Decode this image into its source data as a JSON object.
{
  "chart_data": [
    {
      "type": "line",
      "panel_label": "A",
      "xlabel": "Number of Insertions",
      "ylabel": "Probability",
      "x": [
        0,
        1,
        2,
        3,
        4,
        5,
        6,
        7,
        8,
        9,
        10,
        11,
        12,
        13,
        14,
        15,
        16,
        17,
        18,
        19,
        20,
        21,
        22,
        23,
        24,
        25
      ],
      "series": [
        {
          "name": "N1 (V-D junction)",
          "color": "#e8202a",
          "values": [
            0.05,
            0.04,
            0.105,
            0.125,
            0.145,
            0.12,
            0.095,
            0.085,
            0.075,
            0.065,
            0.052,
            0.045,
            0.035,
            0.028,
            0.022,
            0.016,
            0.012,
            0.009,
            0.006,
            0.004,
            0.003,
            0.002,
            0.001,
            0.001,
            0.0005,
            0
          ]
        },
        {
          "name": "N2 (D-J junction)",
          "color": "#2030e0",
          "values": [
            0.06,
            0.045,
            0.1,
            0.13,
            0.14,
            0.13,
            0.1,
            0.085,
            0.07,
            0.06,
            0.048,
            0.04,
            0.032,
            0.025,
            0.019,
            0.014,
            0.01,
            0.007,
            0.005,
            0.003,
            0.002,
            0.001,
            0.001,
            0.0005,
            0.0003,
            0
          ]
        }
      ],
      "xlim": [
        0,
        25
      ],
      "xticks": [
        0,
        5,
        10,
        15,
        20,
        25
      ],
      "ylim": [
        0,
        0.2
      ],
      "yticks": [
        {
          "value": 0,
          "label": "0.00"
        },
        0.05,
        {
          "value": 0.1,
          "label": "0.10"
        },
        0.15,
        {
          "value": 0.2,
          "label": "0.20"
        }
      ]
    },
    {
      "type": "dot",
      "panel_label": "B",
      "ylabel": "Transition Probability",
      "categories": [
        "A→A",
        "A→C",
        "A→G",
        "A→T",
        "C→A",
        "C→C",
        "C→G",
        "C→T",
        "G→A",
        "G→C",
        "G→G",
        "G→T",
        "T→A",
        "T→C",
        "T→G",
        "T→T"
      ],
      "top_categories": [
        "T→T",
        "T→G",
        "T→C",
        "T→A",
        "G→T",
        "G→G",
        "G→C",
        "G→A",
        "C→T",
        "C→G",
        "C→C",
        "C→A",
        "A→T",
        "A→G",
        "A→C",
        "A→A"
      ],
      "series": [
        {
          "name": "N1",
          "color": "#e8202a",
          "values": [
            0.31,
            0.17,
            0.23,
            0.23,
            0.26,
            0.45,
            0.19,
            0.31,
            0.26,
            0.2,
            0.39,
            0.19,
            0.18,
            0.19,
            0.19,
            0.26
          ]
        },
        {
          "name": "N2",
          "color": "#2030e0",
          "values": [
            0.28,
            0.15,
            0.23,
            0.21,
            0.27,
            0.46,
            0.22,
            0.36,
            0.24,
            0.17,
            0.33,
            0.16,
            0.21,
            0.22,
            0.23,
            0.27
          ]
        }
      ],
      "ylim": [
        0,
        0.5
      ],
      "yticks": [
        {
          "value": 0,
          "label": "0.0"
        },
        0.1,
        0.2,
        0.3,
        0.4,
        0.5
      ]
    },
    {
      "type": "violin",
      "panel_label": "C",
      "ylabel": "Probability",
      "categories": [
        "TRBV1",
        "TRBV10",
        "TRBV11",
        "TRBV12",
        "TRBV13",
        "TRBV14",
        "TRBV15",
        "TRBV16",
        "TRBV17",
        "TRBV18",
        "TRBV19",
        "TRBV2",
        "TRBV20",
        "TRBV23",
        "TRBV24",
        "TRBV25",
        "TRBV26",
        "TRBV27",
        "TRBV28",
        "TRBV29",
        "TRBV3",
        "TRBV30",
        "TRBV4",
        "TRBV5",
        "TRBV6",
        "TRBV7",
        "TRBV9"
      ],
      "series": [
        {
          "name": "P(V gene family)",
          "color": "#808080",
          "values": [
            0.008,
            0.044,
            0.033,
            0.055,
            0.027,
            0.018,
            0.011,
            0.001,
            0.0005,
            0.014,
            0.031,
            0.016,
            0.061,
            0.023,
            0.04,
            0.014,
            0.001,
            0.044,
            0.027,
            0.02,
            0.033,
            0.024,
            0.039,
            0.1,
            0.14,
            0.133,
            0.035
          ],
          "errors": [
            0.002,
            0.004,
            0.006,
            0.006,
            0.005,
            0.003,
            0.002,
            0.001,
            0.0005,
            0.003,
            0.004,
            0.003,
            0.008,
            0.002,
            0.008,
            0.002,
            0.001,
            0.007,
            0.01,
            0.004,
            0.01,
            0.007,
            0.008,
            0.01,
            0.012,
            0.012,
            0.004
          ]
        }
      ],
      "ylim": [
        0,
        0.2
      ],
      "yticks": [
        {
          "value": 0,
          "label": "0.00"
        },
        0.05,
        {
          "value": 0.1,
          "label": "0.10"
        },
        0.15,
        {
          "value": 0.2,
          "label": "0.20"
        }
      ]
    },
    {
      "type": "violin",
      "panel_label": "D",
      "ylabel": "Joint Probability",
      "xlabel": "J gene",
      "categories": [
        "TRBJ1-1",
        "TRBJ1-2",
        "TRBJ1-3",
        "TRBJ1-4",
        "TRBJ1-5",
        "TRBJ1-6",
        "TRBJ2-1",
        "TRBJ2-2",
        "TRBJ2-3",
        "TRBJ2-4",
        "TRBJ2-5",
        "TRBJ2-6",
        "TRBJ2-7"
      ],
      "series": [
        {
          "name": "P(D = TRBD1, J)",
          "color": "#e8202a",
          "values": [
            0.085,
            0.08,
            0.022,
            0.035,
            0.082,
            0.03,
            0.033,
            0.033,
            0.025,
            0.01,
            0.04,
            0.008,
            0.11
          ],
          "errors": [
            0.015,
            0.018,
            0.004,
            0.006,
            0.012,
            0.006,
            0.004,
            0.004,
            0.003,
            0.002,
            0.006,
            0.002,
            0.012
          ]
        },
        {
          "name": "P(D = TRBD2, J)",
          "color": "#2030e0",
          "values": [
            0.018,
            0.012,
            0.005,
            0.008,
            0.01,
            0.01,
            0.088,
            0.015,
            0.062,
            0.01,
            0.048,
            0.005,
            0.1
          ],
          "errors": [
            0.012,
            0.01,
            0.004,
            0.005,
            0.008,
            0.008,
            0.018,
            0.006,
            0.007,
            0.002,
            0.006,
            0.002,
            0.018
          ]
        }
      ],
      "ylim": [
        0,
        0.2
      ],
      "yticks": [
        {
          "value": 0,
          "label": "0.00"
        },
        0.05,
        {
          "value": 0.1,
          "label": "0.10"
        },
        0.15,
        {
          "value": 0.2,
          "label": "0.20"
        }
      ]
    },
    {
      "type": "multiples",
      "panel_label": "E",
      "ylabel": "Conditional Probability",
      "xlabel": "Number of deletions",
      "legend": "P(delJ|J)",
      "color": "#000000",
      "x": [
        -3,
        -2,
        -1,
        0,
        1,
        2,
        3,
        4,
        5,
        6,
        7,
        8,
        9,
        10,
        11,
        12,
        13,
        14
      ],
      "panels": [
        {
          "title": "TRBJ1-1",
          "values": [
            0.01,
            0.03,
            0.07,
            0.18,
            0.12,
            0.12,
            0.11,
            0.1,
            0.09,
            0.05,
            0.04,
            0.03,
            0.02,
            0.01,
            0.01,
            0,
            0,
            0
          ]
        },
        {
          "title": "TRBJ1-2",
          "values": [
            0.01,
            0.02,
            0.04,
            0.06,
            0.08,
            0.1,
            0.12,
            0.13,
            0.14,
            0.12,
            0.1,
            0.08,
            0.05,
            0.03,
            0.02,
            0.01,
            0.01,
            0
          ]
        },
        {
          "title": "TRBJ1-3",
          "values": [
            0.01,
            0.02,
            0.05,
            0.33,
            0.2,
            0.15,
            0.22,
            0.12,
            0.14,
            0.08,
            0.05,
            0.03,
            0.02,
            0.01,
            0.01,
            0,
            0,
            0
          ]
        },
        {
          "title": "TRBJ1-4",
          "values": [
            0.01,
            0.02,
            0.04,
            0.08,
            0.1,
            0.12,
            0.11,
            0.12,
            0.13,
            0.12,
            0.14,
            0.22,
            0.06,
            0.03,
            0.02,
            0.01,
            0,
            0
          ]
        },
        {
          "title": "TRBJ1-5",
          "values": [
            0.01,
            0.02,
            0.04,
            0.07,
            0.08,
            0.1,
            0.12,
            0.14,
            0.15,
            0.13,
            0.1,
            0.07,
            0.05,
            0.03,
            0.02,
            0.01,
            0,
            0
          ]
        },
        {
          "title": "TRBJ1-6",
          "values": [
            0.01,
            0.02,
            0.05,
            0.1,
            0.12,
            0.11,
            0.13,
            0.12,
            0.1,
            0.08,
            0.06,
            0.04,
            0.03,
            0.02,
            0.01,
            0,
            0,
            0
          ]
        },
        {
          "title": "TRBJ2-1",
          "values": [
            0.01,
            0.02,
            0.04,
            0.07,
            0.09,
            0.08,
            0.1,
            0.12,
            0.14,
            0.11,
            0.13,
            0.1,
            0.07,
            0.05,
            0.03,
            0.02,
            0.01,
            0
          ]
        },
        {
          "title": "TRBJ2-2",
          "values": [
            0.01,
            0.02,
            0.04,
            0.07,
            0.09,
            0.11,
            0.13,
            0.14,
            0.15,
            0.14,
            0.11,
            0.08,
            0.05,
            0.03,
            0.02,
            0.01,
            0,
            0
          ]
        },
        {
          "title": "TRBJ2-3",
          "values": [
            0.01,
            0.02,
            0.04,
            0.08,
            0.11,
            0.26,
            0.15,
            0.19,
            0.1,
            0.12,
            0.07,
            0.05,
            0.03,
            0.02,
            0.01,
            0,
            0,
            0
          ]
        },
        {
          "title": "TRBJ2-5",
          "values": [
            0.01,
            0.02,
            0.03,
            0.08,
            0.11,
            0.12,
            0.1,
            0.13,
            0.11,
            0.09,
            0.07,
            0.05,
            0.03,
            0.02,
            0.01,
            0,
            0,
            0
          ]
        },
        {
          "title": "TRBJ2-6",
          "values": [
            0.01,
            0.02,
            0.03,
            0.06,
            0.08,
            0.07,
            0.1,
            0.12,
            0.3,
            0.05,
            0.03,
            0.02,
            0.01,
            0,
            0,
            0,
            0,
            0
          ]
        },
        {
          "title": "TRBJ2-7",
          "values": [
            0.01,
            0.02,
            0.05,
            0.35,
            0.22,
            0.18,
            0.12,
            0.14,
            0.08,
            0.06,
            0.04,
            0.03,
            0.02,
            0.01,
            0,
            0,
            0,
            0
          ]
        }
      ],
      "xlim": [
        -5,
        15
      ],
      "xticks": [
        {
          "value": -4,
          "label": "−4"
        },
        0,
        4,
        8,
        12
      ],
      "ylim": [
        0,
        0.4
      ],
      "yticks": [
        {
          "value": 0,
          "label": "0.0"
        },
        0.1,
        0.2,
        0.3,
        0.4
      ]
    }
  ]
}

• **EXERCISE PROMPT**
Lines in the listing above that contain the word "xlabel" must be copied; leave out the rest.

• **ANSWER SPACE**
      "xlabel": "Number of Insertions",
      "xlabel": "J gene",
      "xlabel": "Number of deletions",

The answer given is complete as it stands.